Set task:
Every line must be returned precisely as it is written.

-- Start Material for this task --

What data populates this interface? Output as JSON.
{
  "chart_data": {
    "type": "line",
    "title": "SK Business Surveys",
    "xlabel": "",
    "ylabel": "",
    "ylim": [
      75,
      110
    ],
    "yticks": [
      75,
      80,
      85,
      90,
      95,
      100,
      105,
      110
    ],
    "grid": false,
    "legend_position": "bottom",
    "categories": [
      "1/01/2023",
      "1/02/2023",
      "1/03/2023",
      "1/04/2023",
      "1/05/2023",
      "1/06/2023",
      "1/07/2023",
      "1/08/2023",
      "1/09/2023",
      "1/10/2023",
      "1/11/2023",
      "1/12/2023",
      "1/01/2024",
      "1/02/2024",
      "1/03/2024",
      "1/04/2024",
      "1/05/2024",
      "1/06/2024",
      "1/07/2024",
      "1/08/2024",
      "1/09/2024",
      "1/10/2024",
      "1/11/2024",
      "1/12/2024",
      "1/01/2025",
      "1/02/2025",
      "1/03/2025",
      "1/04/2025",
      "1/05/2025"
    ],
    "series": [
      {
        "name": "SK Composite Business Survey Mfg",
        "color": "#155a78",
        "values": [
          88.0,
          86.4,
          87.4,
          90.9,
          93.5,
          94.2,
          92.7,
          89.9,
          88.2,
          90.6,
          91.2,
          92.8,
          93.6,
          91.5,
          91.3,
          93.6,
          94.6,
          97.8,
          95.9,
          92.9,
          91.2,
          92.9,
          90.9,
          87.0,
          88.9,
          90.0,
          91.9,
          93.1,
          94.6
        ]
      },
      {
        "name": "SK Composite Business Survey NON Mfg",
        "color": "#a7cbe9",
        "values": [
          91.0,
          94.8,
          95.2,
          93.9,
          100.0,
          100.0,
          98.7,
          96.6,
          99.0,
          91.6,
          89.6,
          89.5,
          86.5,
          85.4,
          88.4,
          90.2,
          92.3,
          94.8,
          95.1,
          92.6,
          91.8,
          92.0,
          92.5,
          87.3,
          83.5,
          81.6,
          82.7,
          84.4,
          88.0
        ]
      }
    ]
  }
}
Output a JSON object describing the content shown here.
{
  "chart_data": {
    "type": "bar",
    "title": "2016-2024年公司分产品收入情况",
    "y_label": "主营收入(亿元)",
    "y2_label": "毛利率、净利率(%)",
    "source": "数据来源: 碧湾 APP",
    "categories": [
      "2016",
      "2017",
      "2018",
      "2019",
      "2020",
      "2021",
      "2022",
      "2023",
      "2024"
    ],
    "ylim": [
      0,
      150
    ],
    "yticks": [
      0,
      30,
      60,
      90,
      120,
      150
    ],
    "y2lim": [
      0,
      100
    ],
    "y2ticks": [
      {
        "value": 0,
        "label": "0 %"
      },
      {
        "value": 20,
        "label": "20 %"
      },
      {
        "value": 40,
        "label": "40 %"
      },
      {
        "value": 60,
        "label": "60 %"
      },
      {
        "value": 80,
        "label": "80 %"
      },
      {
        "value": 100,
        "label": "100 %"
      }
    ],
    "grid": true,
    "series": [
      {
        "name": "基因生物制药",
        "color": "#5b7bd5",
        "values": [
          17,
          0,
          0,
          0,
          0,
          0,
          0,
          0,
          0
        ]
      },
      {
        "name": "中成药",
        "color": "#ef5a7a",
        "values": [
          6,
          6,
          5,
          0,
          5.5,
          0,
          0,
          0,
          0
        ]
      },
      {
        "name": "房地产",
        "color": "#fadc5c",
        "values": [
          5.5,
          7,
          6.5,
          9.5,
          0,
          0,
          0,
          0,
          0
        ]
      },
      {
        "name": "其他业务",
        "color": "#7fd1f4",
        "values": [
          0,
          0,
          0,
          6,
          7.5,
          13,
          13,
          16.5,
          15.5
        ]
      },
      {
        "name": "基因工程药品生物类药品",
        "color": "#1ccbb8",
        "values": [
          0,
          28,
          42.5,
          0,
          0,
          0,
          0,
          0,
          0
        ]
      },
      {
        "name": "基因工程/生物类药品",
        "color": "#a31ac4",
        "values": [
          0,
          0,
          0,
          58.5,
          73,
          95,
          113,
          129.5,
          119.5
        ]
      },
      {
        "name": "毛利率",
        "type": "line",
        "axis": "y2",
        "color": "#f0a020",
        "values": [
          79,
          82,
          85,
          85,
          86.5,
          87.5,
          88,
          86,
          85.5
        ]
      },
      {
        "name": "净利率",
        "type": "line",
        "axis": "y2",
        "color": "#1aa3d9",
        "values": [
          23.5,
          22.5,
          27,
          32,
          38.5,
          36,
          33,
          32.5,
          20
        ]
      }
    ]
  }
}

-- End Material for this task --

Full solution:
What data populates this interface? Output as JSON.
{
  "chart_data": {
    "type": "line",
    "title": "SK Business Surveys",
    "xlabel": "",
    "ylabel": "",
    "ylim": [
      75,
      110
    ],
    "yticks": [
      75,
      80,
      85,
      90,
      95,
      100,
      105,
      110
    ],
    "grid": false,
    "legend_position": "bottom",
    "categories": [
      "1/01/2023",
      "1/02/2023",
      "1/03/2023",
      "1/04/2023",
      "1/05/2023",
      "1/06/2023",
      "1/07/2023",
      "1/08/2023",
      "1/09/2023",
      "1/10/2023",
      "1/11/2023",
      "1/12/2023",
      "1/01/2024",
      "1/02/2024",
      "1/03/2024",
      "1/04/2024",
      "1/05/2024",
      "1/06/2024",
      "1/07/2024",
      "1/08/2024",
      "1/09/2024",
      "1/10/2024",
      "1/11/2024",
      "1/12/2024",
      "1/01/2025",
      "1/02/2025",
      "1/03/2025",
      "1/04/2025",
      "1/05/2025"
    ],
    "series": [
      {
        "name": "SK Composite Business Survey Mfg",
        "color": "#155a78",
        "values": [
          88.0,
          86.4,
          87.4,
          90.9,
          93.5,
          94.2,
          92.7,
          89.9,
          88.2,
          90.6,
          91.2,
          92.8,
          93.6,
          91.5,
          91.3,
          93.6,
          94.6,
          97.8,
          95.9,
          92.9,
          91.2,
          92.9,
          90.9,
          87.0,
          88.9,
          90.0,
          91.9,
          93.1,
          94.6
        ]
      },
      {
        "name": "SK Composite Business Survey NON Mfg",
        "color": "#a7cbe9",
        "values": [
          91.0,
          94.8,
          95.2,
          93.9,
          100.0,
          100.0,
          98.7,
          96.6,
          99.0,
          91.6,
          89.6,
          89.5,
          86.5,
          85.4,
          88.4,
          90.2,
          92.3,
          94.8,
          95.1,
          92.6,
          91.8,
          92.0,
          92.5,
          87.3,
          83.5,
          81.6,
          82.7,
          84.4,
          88.0
        ]
      }
    ]
  }
}
Output a JSON object describing the content shown here.
{
  "chart_data": {
    "type": "bar",
    "title": "2016-2024年公司分产品收入情况",
    "y_label": "主营收入(亿元)",
    "y2_label": "毛利率、净利率(%)",
    "source": "数据来源: 碧湾 APP",
    "categories": [
      "2016",
      "2017",
      "2018",
      "2019",
      "2020",
      "2021",
      "2022",
      "2023",
      "2024"
    ],
    "ylim": [
      0,
      150
    ],
    "yticks": [
      0,
      30,
      60,
      90,
      120,
      150
    ],
    "y2lim": [
      0,
      100
    ],
    "y2ticks": [
      {
        "value": 0,
        "label": "0 %"
      },
      {
        "value": 20,
        "label": "20 %"
      },
      {
        "value": 40,
        "label": "40 %"
      },
      {
        "value": 60,
        "label": "60 %"
      },
      {
        "value": 80,
        "label": "80 %"
      },
      {
        "value": 100,
        "label": "100 %"
      }
    ],
    "grid": true,
    "series": [
      {
        "name": "基因生物制药",
        "color": "#5b7bd5",
        "values": [
          17,
          0,
          0,
          0,
          0,
          0,
          0,
          0,
          0
        ]
      },
      {
        "name": "中成药",
        "color": "#ef5a7a",
        "values": [
          6,
          6,
          5,
          0,
          5.5,
          0,
          0,
          0,
          0
        ]
      },
      {
        "name": "房地产",
        "color": "#fadc5c",
        "values": [
          5.5,
          7,
          6.5,
          9.5,
          0,
          0,
          0,
          0,
          0
        ]
      },
      {
        "name": "其他业务",
        "color": "#7fd1f4",
        "values": [
          0,
          0,
          0,
          6,
          7.5,
          13,
          13,
          16.5,
          15.5
        ]
      },
      {
        "name": "基因工程药品生物类药品",
        "color": "#1ccbb8",
        "values": [
          0,
          28,
          42.5,
          0,
          0,
          0,
          0,
          0,
          0
        ]
      },
      {
        "name": "基因工程/生物类药品",
        "color": "#a31ac4",
        "values": [
          0,
          0,
          0,
          58.5,
          73,
          95,
          113,
          129.5,
          119.5
        ]
      },
      {
        "name": "毛利率",
        "type": "line",
        "axis": "y2",
        "color": "#f0a020",
        "values": [
          79,
          82,
          85,
          85,
          86.5,
          87.5,
          88,
          86,
          85.5
        ]
      },
      {
        "name": "净利率",
        "type": "line",
        "axis": "y2",
        "color": "#1aa3d9",
        "values": [
          23.5,
          22.5,
          27,
          32,
          38.5,
          36,
          33,
          32.5,
          20
        ]
      }
    ]
  }
}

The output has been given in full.